Le retour de Mike Flanagan est souvent un moment qu’il faut chérir et caresser avec délicatesse. Le cinéaste et créateur nous revient avec une nouvelle série horrifique, au coeur bien noir et triste, après 2 saisons passées dans des manoirs hantés.
L’amour en toile de fond, l’horreur de front. Ce même amour tiède et vieillissant, qui, au détour d’un regard échangé, revient chaud et intense, brûlant comme l’est la vie. Dans « Sermons de Minuit », le feu souffle des braises noirs, les corps deviennent poussière, les âmes s’envolent.
La série, se centrant sur une communauté insulaire (Crockett Island), nous présente Riley Flynn (Zach Gilford), un ancien habitant de l’île parti à Chicago. Le malheureux a été condamné après un accident qui a coûté la vie à une jeune femme. 4 ans de prison plus tard, l’homme revient sur ses terres, chez ses parents, pour mettre un peu d’ordre dans sa vie. Il rencontre le Père Paul (Hamish Linklater), un mystérieux prêtre débarqué pour remplacer un vieil ecclésiastique connu de tous. C’est également l’occasion de renouer avec ses amours d’antan, tout spécialement avec Erin (Kate Siegel). Les 2 se retrouvent le soir, discutent de leurs rêves respectifs et de leurs frustrations, de la mort. Outre ces retrouvailles, des événements commencent à se succéder, débordant sur des miracles pour cette communauté ultra religieuse.
Les ombres religieuses
Mike Flanagan disperse les indices sans trop s’affoler, déroulant le ruban des remords. Les premiers épisodes – tous plus d’une heure – se languissent et posent les fondations d’une introspection biblique et de l’immortalité. L’horreur et la religion, pour traverser ce doux rêve (ou cauchemar) de l’éternel. « Sermons de Minuit » brasse des sujets symboliques. Mais c’est avant tout une connexion entre l’horreur et la religion: la Bible aurait des accents horrifiques, reliant les écrits à une face bien plus sombre – les voies du Seigneur sont impénétrables.
Centre névralgique de cette communauté, l’église renferme les secrets de Père Paul. Sous les ordres du nouveau prêtre, les habitants commencent à s’agglutiner pour assister à ses messes. Des miracles, comme une jeune fille réussissant à retrouver sa mobilité après un accident. Les bras du Seigneur sont ouverts pour accueillir des habitants harnachés à des chagrins persistants. La série s’engouffre dans les écrits religieux, mais offre une percée philosophique, un questionnement à travers la foi et la mort. Les monologues déballent une preuve évidente: l’être humain est seul et démuni face à ses chagrins. Une réflexion sur la mort et son après, empreinte de tendresse, flirtant parfois avec le sublime.
□ □ □ □
Objectif de l'exercice = Réécris le passage de la critique qui va de « Le retour de » jusqu'à « des manoirs hantés. », en remplaçant « délicatesse » par « douceur ».

Entrées d'un jeu de données:
□ □ □ □
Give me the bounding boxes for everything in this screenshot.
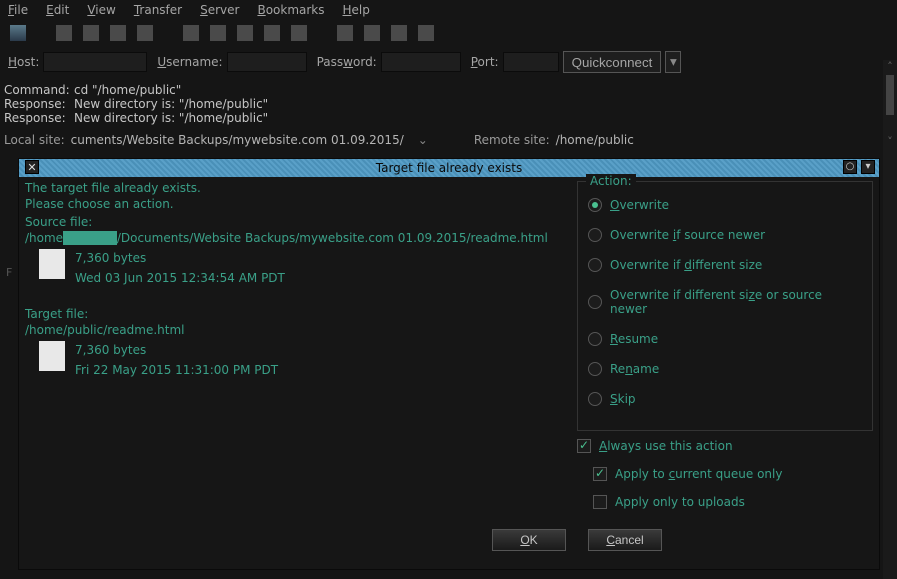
compare-icon[interactable]: [337, 25, 353, 41]
log-scrollbar[interactable]: ˄ ˅: [883, 60, 897, 579]
menu-file[interactable]: File: [8, 3, 28, 17]
radio-icon: [588, 392, 602, 406]
disconnect-icon[interactable]: [237, 25, 253, 41]
host-label: Host:: [8, 55, 39, 69]
host-input[interactable]: [43, 52, 147, 72]
source-file-path: /home/xxxxxxx/Documents/Website Backups/…: [25, 231, 567, 245]
radio-rename[interactable]: Rename: [588, 362, 862, 376]
dialog-message: Please choose an action.: [25, 197, 567, 211]
check-apply-queue[interactable]: Apply to current queue only: [593, 467, 873, 481]
action-panel: Action: Overwrite Overwrite if source ne…: [577, 181, 873, 431]
log-label: Command:: [4, 83, 74, 97]
port-label: Port:: [471, 55, 499, 69]
menu-view[interactable]: View: [87, 3, 115, 17]
log-label: Response:: [4, 97, 74, 111]
process-queue-icon[interactable]: [183, 25, 199, 41]
file-icon: [39, 341, 65, 371]
dialog-min-icon[interactable]: ○: [843, 160, 857, 174]
toggle-queue-icon[interactable]: [110, 25, 126, 41]
bookmark-icon[interactable]: [418, 25, 434, 41]
dialog-menu-icon[interactable]: ▾: [861, 160, 875, 174]
radio-icon: [588, 228, 602, 242]
quickconnect-button[interactable]: Quickconnect: [563, 51, 662, 73]
radio-icon: [588, 295, 602, 309]
menubar: File Edit View Transfer Server Bookmarks…: [0, 0, 897, 23]
menu-bookmarks[interactable]: Bookmarks: [257, 3, 324, 17]
menu-edit[interactable]: Edit: [46, 3, 69, 17]
refresh-icon[interactable]: [137, 25, 153, 41]
target-file-label: Target file:: [25, 307, 567, 321]
dialog-titlebar[interactable]: ✕ Target file already exists ○ ▾: [19, 159, 879, 177]
toggle-log-icon[interactable]: [56, 25, 72, 41]
source-file-date: Wed 03 Jun 2015 12:34:54 AM PDT: [75, 269, 285, 287]
site-manager-icon[interactable]: [10, 25, 26, 41]
radio-overwrite-diffsize[interactable]: Overwrite if different size: [588, 258, 862, 272]
cancel-icon[interactable]: [210, 25, 226, 41]
log-text: cd "/home/public": [74, 83, 181, 97]
toggle-tree-icon[interactable]: [83, 25, 99, 41]
radio-overwrite-diff-or-newer[interactable]: Overwrite if different size or source ne…: [588, 288, 862, 316]
menu-transfer[interactable]: Transfer: [134, 3, 182, 17]
menu-help[interactable]: Help: [343, 3, 370, 17]
target-file-date: Fri 22 May 2015 11:31:00 PM PDT: [75, 361, 278, 379]
username-label: Username:: [157, 55, 222, 69]
radio-resume[interactable]: Resume: [588, 332, 862, 346]
remote-site-label: Remote site:: [474, 133, 550, 147]
log-label: Response:: [4, 111, 74, 125]
local-site-dropdown-icon[interactable]: ⌄: [418, 133, 428, 147]
cancel-button[interactable]: Cancel: [588, 529, 662, 551]
file-icon: [39, 249, 65, 279]
password-input[interactable]: [381, 52, 461, 72]
quickconnect-bar: Host: Username: Password: Port: Quickcon…: [0, 47, 897, 81]
target-file-path: /home/public/readme.html: [25, 323, 567, 337]
toolbar: [0, 23, 897, 47]
username-input[interactable]: [227, 52, 307, 72]
sync-icon[interactable]: [364, 25, 380, 41]
check-apply-uploads[interactable]: Apply only to uploads: [593, 495, 873, 509]
apply-options: Always use this action Apply to current …: [577, 439, 873, 509]
target-file-size: 7,360 bytes: [75, 341, 278, 359]
ok-button[interactable]: OK: [492, 529, 566, 551]
remote-site-path[interactable]: /home/public: [556, 133, 634, 147]
action-legend: Action:: [586, 174, 636, 188]
port-input[interactable]: [503, 52, 559, 72]
log-text: New directory is: "/home/public": [74, 97, 268, 111]
dialog-title: Target file already exists: [376, 161, 522, 175]
dialog-close-icon[interactable]: ✕: [25, 160, 39, 174]
filter-icon[interactable]: [291, 25, 307, 41]
radio-icon: [588, 332, 602, 346]
radio-icon: [588, 198, 602, 212]
source-file-size: 7,360 bytes: [75, 249, 285, 267]
search-icon[interactable]: [391, 25, 407, 41]
site-path-bar: Local site: cuments/Website Backups/mywe…: [0, 131, 897, 151]
menu-server[interactable]: Server: [200, 3, 239, 17]
source-file-label: Source file:: [25, 215, 567, 229]
radio-icon: [588, 362, 602, 376]
file-exists-dialog: ✕ Target file already exists ○ ▾ The tar…: [18, 158, 880, 570]
radio-icon: [588, 258, 602, 272]
radio-skip[interactable]: Skip: [588, 392, 862, 406]
password-label: Password:: [317, 55, 377, 69]
local-site-path[interactable]: cuments/Website Backups/mywebsite.com 01…: [71, 133, 404, 147]
radio-overwrite[interactable]: Overwrite: [588, 198, 862, 212]
log-text: New directory is: "/home/public": [74, 111, 268, 125]
reconnect-icon[interactable]: [264, 25, 280, 41]
check-always[interactable]: Always use this action: [577, 439, 873, 453]
checkbox-icon: [593, 495, 607, 509]
dialog-info-panel: The target file already exists. Please c…: [25, 181, 567, 561]
quickconnect-dropdown[interactable]: ▾: [665, 51, 681, 73]
dialog-message: The target file already exists.: [25, 181, 567, 195]
local-site-label: Local site:: [4, 133, 65, 147]
checkbox-icon: [577, 439, 591, 453]
column-fragment: F: [6, 266, 12, 279]
radio-overwrite-newer[interactable]: Overwrite if source newer: [588, 228, 862, 242]
message-log: Command:cd "/home/public" Response:New d…: [0, 81, 897, 131]
checkbox-icon: [593, 467, 607, 481]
□ □ □ □
Résultat attendu =
Le retour de Mike Flanagan est souvent un moment qu’il faut chérir et caresser avec douceur. Le cinéaste et créateur nous revient avec une nouvelle série horrifique, au coeur bien noir et triste, après 2 saisons passées dans des manoirs hantés.